------ Input records ------

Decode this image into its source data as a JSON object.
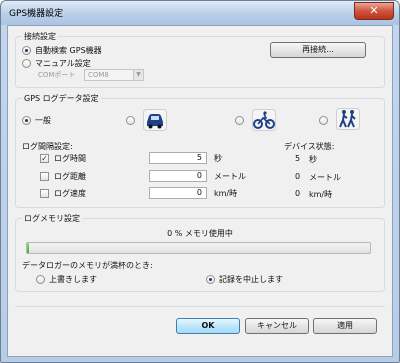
{
  "window": {
    "title": "GPS機器設定",
    "close_glyph": "✕"
  },
  "connection": {
    "legend": "接続設定",
    "auto_label": "自動検索 GPS機器",
    "manual_label": "マニュアル設定",
    "comport_label": "COMポート",
    "comport_value": "COM8",
    "reconnect_label": "再接続..."
  },
  "log_data": {
    "legend": "GPS ログデータ設定",
    "general_label": "一般",
    "modes": [
      {
        "icon": "car-icon",
        "selected": false
      },
      {
        "icon": "bicycle-icon",
        "selected": false
      },
      {
        "icon": "hikers-icon",
        "selected": false
      }
    ],
    "interval_heading": "ログ間隔設定:",
    "device_status_heading": "デバイス状態:",
    "rows": [
      {
        "label": "ログ時間",
        "checked": true,
        "value": "5",
        "unit": "秒",
        "status_value": "5",
        "status_unit": "秒"
      },
      {
        "label": "ログ距離",
        "checked": false,
        "value": "0",
        "unit": "メートル",
        "status_value": "0",
        "status_unit": "メートル"
      },
      {
        "label": "ログ速度",
        "checked": false,
        "value": "0",
        "unit": "km/時",
        "status_value": "0",
        "status_unit": "km/時"
      }
    ]
  },
  "memory": {
    "legend": "ログメモリ設定",
    "usage_text": "0 % メモリ使用中",
    "usage_percent": 0,
    "full_question": "データロガーのメモリが満杯のとき:",
    "overwrite_label": "上書きします",
    "stop_label": "記録を中止します"
  },
  "footer": {
    "ok_label": "OK",
    "cancel_label": "キャンセル",
    "apply_label": "適用"
  },
  "colors": {
    "accent": "#3c7fb1",
    "progress": "#2fb52f",
    "close": "#c9452b"
  }
}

------

Aim of the exercise:
From the entries above, output every line exactly and omit any image.

The result:
Decode this image into its source data as a JSON object.
{
  "window": {
    "title": "GPS機器設定",
    "close_glyph": "✕"
  },
  "connection": {
    "legend": "接続設定",
    "auto_label": "自動検索 GPS機器",
    "manual_label": "マニュアル設定",
    "comport_label": "COMポート",
    "comport_value": "COM8",
    "reconnect_label": "再接続..."
  },
  "log_data": {
    "legend": "GPS ログデータ設定",
    "general_label": "一般",
    "modes": [
      {
        "icon": "car-icon",
        "selected": false
      },
      {
        "icon": "bicycle-icon",
        "selected": false
      },
      {
        "icon": "hikers-icon",
        "selected": false
      }
    ],
    "interval_heading": "ログ間隔設定:",
    "device_status_heading": "デバイス状態:",
    "rows": [
      {
        "label": "ログ時間",
        "checked": true,
        "value": "5",
        "unit": "秒",
        "status_value": "5",
        "status_unit": "秒"
      },
      {
        "label": "ログ距離",
        "checked": false,
        "value": "0",
        "unit": "メートル",
        "status_value": "0",
        "status_unit": "メートル"
      },
      {
        "label": "ログ速度",
        "checked": false,
        "value": "0",
        "unit": "km/時",
        "status_value": "0",
        "status_unit": "km/時"
      }
    ]
  },
  "memory": {
    "legend": "ログメモリ設定",
    "usage_text": "0 % メモリ使用中",
    "usage_percent": 0,
    "full_question": "データロガーのメモリが満杯のとき:",
    "overwrite_label": "上書きします",
    "stop_label": "記録を中止します"
  },
  "footer": {
    "ok_label": "OK",
    "cancel_label": "キャンセル",
    "apply_label": "適用"
  },
  "colors": {
    "accent": "#3c7fb1",
    "progress": "#2fb52f",
    "close": "#c9452b"
  }
}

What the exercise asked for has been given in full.